REQUIRED WORK:
Extract the data exactly, missing nothing.

## START DATA ENTRIES

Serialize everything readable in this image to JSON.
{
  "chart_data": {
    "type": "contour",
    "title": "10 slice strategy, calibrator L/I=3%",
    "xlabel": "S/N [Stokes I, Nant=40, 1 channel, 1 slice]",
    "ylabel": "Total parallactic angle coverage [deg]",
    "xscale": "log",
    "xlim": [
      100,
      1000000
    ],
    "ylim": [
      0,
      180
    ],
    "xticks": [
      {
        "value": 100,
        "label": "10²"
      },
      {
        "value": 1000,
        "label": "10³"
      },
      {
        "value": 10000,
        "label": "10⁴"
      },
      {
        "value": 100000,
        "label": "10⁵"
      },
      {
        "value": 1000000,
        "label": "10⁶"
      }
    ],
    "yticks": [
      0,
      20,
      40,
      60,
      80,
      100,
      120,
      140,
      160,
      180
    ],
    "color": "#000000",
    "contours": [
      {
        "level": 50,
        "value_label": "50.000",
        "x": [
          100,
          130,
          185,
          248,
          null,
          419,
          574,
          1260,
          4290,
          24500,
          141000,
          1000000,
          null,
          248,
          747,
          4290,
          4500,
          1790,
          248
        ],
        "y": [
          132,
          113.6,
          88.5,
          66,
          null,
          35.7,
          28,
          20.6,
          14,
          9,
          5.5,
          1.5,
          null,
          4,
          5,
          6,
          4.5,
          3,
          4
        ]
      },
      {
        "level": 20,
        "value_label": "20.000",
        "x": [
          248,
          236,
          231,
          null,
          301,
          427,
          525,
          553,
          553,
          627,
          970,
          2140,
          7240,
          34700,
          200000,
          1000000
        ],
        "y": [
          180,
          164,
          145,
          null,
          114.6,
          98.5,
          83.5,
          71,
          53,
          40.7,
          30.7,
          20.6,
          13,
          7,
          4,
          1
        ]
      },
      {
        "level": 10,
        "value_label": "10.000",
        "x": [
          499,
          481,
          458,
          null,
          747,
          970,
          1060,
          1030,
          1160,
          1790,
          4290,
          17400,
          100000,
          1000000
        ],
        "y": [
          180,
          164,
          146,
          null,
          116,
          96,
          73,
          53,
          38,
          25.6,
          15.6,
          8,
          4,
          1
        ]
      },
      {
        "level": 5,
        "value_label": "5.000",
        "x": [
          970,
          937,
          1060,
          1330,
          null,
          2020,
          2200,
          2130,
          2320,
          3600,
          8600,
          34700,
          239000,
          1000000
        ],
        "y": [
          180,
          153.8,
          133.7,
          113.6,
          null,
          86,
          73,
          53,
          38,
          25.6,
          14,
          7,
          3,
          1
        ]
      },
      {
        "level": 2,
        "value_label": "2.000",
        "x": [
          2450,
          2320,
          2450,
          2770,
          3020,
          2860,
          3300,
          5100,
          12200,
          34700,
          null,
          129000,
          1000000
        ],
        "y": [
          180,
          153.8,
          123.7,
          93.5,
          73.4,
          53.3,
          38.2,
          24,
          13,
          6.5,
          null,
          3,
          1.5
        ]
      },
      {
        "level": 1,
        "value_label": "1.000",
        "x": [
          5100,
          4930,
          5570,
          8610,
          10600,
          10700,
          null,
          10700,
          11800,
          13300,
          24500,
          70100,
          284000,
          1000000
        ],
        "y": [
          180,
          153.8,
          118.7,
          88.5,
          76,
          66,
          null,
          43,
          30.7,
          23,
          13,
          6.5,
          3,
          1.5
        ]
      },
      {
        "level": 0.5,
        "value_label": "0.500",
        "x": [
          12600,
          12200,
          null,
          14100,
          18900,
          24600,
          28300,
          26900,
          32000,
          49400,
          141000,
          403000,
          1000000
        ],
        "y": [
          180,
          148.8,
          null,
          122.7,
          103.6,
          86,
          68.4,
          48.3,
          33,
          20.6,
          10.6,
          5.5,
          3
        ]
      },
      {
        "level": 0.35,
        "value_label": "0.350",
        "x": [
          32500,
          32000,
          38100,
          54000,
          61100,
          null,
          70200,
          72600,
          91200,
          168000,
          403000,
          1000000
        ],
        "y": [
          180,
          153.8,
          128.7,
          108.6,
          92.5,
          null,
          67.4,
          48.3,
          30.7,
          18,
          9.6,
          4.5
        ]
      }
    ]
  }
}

## END DATA ENTRIES

RESULT FOR THIS TASK:
Serialize everything readable in this image to JSON.
{
  "chart_data": {
    "type": "contour",
    "title": "10 slice strategy, calibrator L/I=3%",
    "xlabel": "S/N [Stokes I, Nant=40, 1 channel, 1 slice]",
    "ylabel": "Total parallactic angle coverage [deg]",
    "xscale": "log",
    "xlim": [
      100,
      1000000
    ],
    "ylim": [
      0,
      180
    ],
    "xticks": [
      {
        "value": 100,
        "label": "10²"
      },
      {
        "value": 1000,
        "label": "10³"
      },
      {
        "value": 10000,
        "label": "10⁴"
      },
      {
        "value": 100000,
        "label": "10⁵"
      },
      {
        "value": 1000000,
        "label": "10⁶"
      }
    ],
    "yticks": [
      0,
      20,
      40,
      60,
      80,
      100,
      120,
      140,
      160,
      180
    ],
    "color": "#000000",
    "contours": [
      {
        "level": 50,
        "value_label": "50.000",
        "x": [
          100,
          130,
          185,
          248,
          null,
          419,
          574,
          1260,
          4290,
          24500,
          141000,
          1000000,
          null,
          248,
          747,
          4290,
          4500,
          1790,
          248
        ],
        "y": [
          132,
          113.6,
          88.5,
          66,
          null,
          35.7,
          28,
          20.6,
          14,
          9,
          5.5,
          1.5,
          null,
          4,
          5,
          6,
          4.5,
          3,
          4
        ]
      },
      {
        "level": 20,
        "value_label": "20.000",
        "x": [
          248,
          236,
          231,
          null,
          301,
          427,
          525,
          553,
          553,
          627,
          970,
          2140,
          7240,
          34700,
          200000,
          1000000
        ],
        "y": [
          180,
          164,
          145,
          null,
          114.6,
          98.5,
          83.5,
          71,
          53,
          40.7,
          30.7,
          20.6,
          13,
          7,
          4,
          1
        ]
      },
      {
        "level": 10,
        "value_label": "10.000",
        "x": [
          499,
          481,
          458,
          null,
          747,
          970,
          1060,
          1030,
          1160,
          1790,
          4290,
          17400,
          100000,
          1000000
        ],
        "y": [
          180,
          164,
          146,
          null,
          116,
          96,
          73,
          53,
          38,
          25.6,
          15.6,
          8,
          4,
          1
        ]
      },
      {
        "level": 5,
        "value_label": "5.000",
        "x": [
          970,
          937,
          1060,
          1330,
          null,
          2020,
          2200,
          2130,
          2320,
          3600,
          8600,
          34700,
          239000,
          1000000
        ],
        "y": [
          180,
          153.8,
          133.7,
          113.6,
          null,
          86,
          73,
          53,
          38,
          25.6,
          14,
          7,
          3,
          1
        ]
      },
      {
        "level": 2,
        "value_label": "2.000",
        "x": [
          2450,
          2320,
          2450,
          2770,
          3020,
          2860,
          3300,
          5100,
          12200,
          34700,
          null,
          129000,
          1000000
        ],
        "y": [
          180,
          153.8,
          123.7,
          93.5,
          73.4,
          53.3,
          38.2,
          24,
          13,
          6.5,
          null,
          3,
          1.5
        ]
      },
      {
        "level": 1,
        "value_label": "1.000",
        "x": [
          5100,
          4930,
          5570,
          8610,
          10600,
          10700,
          null,
          10700,
          11800,
          13300,
          24500,
          70100,
          284000,
          1000000
        ],
        "y": [
          180,
          153.8,
          118.7,
          88.5,
          76,
          66,
          null,
          43,
          30.7,
          23,
          13,
          6.5,
          3,
          1.5
        ]
      },
      {
        "level": 0.5,
        "value_label": "0.500",
        "x": [
          12600,
          12200,
          null,
          14100,
          18900,
          24600,
          28300,
          26900,
          32000,
          49400,
          141000,
          403000,
          1000000
        ],
        "y": [
          180,
          148.8,
          null,
          122.7,
          103.6,
          86,
          68.4,
          48.3,
          33,
          20.6,
          10.6,
          5.5,
          3
        ]
      },
      {
        "level": 0.35,
        "value_label": "0.350",
        "x": [
          32500,
          32000,
          38100,
          54000,
          61100,
          null,
          70200,
          72600,
          91200,
          168000,
          403000,
          1000000
        ],
        "y": [
          180,
          153.8,
          128.7,
          108.6,
          92.5,
          null,
          67.4,
          48.3,
          30.7,
          18,
          9.6,
          4.5
        ]
      }
    ]
  }
}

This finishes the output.